- **Instructions to follow**:
Copy every line that contains the string "likes" from the entries below.
--- Begin Data for this exercise ---
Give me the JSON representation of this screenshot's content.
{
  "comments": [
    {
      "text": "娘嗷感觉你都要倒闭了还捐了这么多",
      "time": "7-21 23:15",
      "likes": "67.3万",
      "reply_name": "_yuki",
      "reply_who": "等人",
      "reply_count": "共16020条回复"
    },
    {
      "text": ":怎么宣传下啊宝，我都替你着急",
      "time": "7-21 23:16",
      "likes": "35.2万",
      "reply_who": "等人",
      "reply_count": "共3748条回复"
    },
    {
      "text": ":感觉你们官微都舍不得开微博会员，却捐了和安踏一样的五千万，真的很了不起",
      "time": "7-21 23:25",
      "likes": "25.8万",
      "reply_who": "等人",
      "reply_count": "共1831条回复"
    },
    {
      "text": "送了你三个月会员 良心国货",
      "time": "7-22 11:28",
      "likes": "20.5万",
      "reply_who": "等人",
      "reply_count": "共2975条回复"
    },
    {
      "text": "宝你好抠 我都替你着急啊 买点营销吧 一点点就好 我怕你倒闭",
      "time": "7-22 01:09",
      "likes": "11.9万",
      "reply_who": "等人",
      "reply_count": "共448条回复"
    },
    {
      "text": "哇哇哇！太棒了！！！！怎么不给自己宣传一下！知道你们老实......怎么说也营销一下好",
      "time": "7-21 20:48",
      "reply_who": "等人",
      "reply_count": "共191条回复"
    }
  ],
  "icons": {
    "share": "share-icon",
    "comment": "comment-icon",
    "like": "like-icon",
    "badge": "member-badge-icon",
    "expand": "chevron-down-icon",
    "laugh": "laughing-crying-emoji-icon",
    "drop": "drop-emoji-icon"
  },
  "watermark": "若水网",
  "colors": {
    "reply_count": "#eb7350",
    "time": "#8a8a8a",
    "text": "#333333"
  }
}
--- End Data for this exercise ---
- **Full solution**:
      "likes": "67.3万",
      "likes": "35.2万",
      "likes": "25.8万",
      "likes": "20.5万",
      "likes": "11.9万",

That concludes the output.